### TEXTE PRÉSENTÉ

========

Or, les actions gratuites et les stock-options permettent d’associer les salariés à la réussite de l’entreprise et, de fait, renforcent leur motivation.
Le présent projet de loi de finances s’inscrit dans la même ligne : il prévoit de taxer les gains de stock-options et les attributions gratuites d’actions au barème progressif de l’impôt sur le revenu, sans pour autant supprimer la contribution salariale spécifique. Ce dispositif peut conduire à un total d’imposition et de prélèvements sociaux de plus de 70 %.
Dès lors, l’incitation au développement de l’actionnariat salarié est réduite à néant et les entreprises utilisant ces outils pour attirer des collaborateurs de haut niveau sont durement pénalisées.
C’est pourquoi le groupe UMP propose, au travers de cet amendement, de supprimer cet article.
M. le président. Quel est l’avis de la commission ?
M. François Marc, rapporteur général de la commission des finances. Au stade où nous en sommes et à la suite des propos du ministre, la question est clairement posée de savoir quels sont ceux, dans cette assemblée, qui souhaitent le redressement des finances publiques et quels sont ceux qui ne le souhaitent pas !
M. Philippe Marini. Non !
M. François Marc, rapporteur général de la commission des finances. Avec cet amendement, qui vise à soustraire à nouveau 40 millions d’euros des recettes et donc à déséquilibrer encore plus le projet de loi de finances, on voit bien quelles sont les intentions de l’opposition sénatoriale !

========

Recopiez à l'identique le passage du texte sur la taxation des stock-options qui s'ouvre sur les mots contenant « Dès lors, l’incitation » et se ferme sur « Marini. Non ! ». Le matériel ci-dessous n'a aucun rapport avec le texte.

### BLOC DE DONNÉES
========

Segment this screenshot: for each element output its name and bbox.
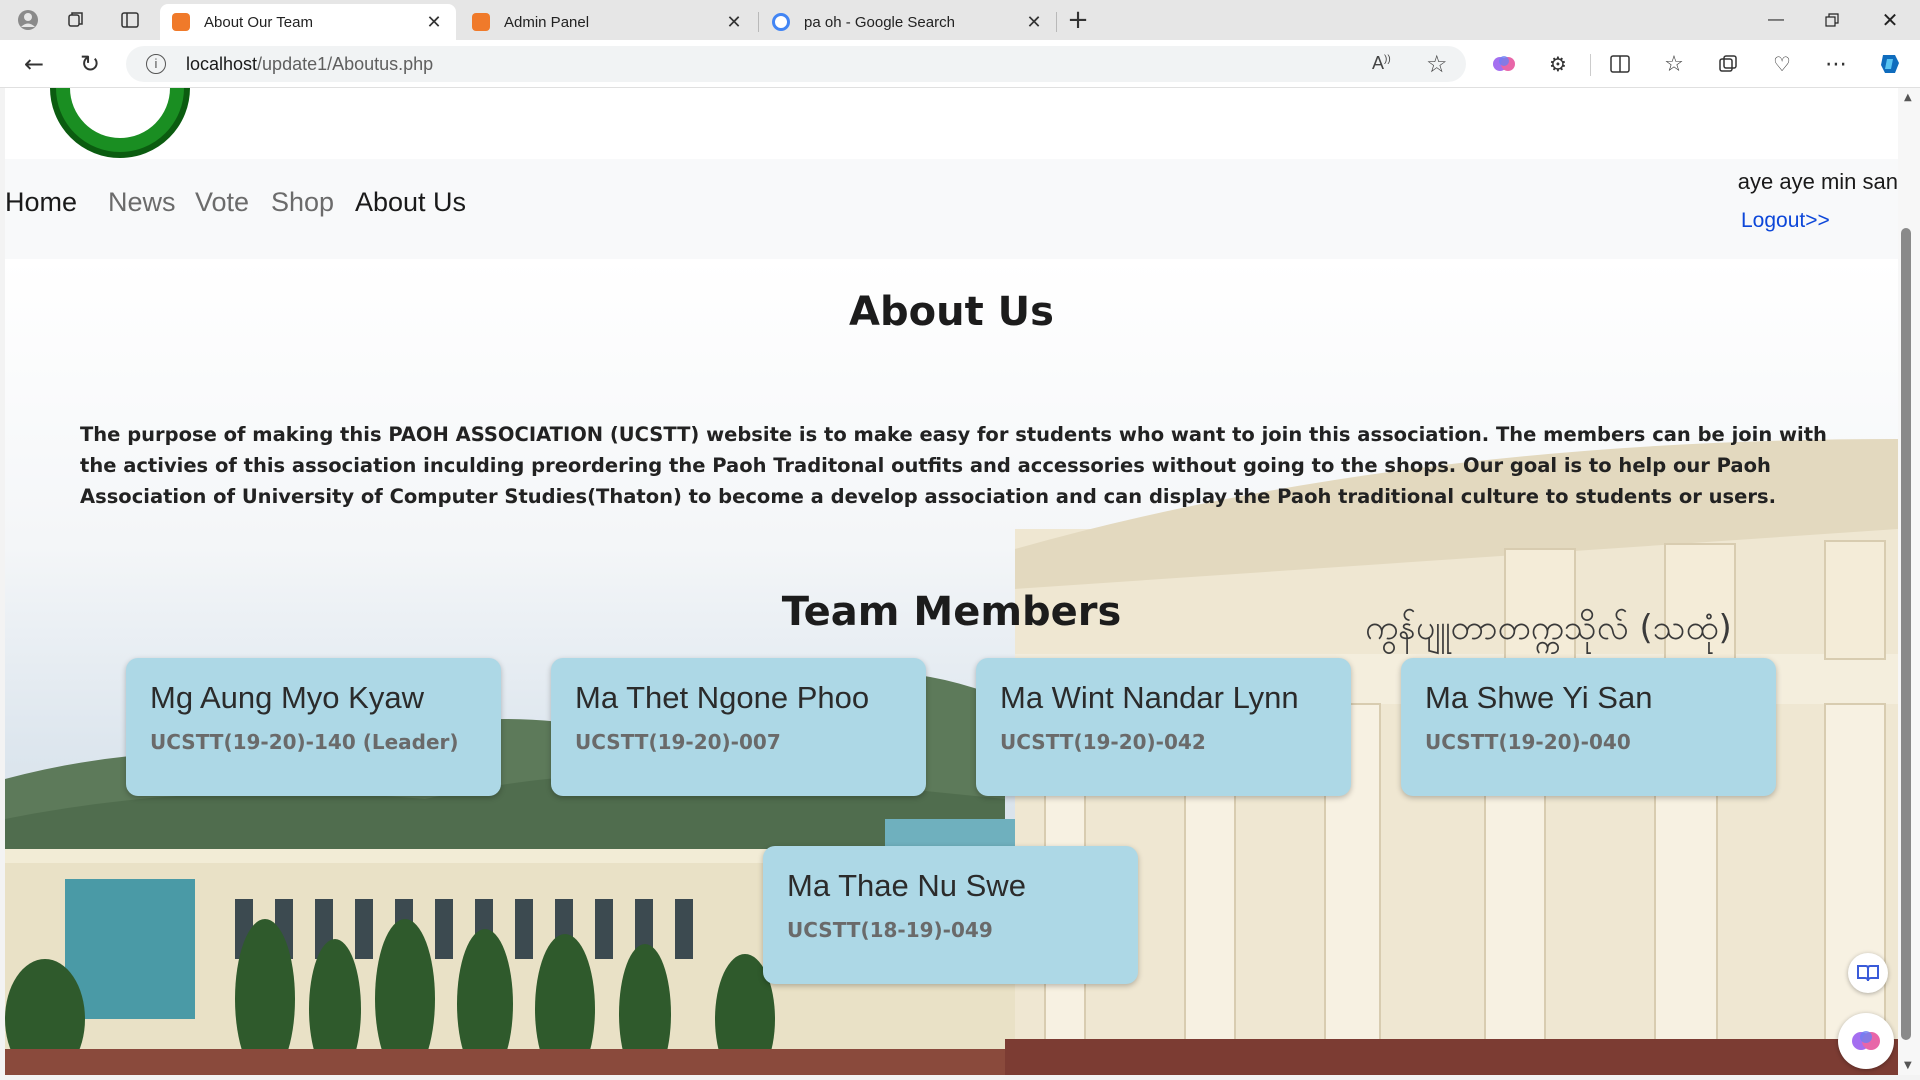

========

### RÉSULTAT ATTENDU
Dès lors, l’incitation au développement de l’actionnariat salarié est réduite à néant et les entreprises utilisant ces outils pour attirer des collaborateurs de haut niveau sont durement pénalisées.
C’est pourquoi le groupe UMP propose, au travers de cet amendement, de supprimer cet article.
M. le président. Quel est l’avis de la commission ?
M. François Marc, rapporteur général de la commission des finances. Au stade où nous en sommes et à la suite des propos du ministre, la question est clairement posée de savoir quels sont ceux, dans cette assemblée, qui souhaitent le redressement des finances publiques et quels sont ceux qui ne le souhaitent pas !
M. Philippe Marini. Non !